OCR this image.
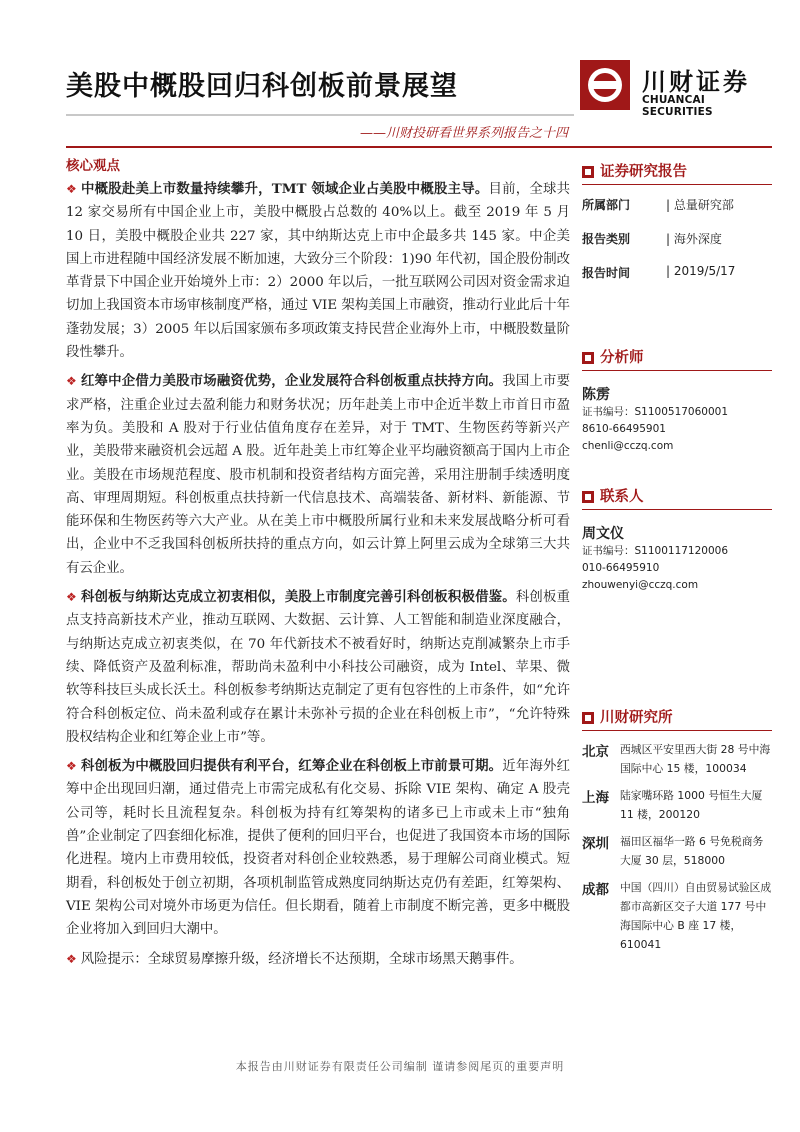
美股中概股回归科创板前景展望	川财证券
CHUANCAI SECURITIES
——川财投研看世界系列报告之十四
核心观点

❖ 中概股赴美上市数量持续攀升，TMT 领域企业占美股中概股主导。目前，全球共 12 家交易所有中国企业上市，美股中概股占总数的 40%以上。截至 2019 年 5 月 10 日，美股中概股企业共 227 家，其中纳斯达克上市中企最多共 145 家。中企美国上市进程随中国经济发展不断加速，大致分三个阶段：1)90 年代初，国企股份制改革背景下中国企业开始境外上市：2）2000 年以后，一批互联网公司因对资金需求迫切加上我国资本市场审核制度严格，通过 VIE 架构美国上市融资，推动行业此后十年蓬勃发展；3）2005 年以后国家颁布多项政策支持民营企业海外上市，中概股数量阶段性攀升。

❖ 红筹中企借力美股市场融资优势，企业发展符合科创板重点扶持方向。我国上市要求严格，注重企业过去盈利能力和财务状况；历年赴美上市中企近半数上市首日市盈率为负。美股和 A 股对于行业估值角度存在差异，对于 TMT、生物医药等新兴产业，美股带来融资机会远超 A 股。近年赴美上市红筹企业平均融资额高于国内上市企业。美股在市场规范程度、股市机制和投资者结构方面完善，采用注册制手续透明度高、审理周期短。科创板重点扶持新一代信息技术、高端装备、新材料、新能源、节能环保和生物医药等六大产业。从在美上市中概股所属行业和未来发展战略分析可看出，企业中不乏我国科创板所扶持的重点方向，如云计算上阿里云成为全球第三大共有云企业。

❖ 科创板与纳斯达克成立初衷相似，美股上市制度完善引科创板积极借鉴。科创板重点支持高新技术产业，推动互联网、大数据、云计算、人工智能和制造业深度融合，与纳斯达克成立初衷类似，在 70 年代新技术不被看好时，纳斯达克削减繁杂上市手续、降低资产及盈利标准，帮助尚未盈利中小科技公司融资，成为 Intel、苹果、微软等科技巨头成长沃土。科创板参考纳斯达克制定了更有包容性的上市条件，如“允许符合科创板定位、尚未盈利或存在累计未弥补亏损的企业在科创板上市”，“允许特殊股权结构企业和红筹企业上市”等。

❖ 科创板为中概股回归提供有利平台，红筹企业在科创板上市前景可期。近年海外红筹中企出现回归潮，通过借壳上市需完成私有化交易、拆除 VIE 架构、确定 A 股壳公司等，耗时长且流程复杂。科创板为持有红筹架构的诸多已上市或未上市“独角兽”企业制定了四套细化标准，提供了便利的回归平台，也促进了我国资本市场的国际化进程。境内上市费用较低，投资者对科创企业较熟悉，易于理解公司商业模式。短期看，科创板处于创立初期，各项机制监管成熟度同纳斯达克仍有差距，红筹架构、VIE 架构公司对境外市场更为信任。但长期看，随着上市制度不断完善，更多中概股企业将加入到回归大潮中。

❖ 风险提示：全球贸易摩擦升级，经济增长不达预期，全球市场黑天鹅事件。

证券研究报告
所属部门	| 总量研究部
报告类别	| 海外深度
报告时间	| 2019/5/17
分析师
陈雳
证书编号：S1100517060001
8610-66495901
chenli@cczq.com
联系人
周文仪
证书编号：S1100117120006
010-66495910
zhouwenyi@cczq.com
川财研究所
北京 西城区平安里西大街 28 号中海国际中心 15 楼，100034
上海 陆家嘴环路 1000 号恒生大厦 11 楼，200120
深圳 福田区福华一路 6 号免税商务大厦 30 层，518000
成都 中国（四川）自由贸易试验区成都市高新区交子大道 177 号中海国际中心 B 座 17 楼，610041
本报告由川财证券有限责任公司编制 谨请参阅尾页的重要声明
+ + + +
▸ EXERCISE:
Which lines hold the string "号中海国际中心"? List them all.

▸ ANSWER FOR THIS EXERCISE:
北京 西城区平安里西大街 28 号中海国际中心 15 楼，100034
成都 中国（四川）自由贸易试验区成都市高新区交子大道 177 号中海国际中心 B 座 17 楼，610041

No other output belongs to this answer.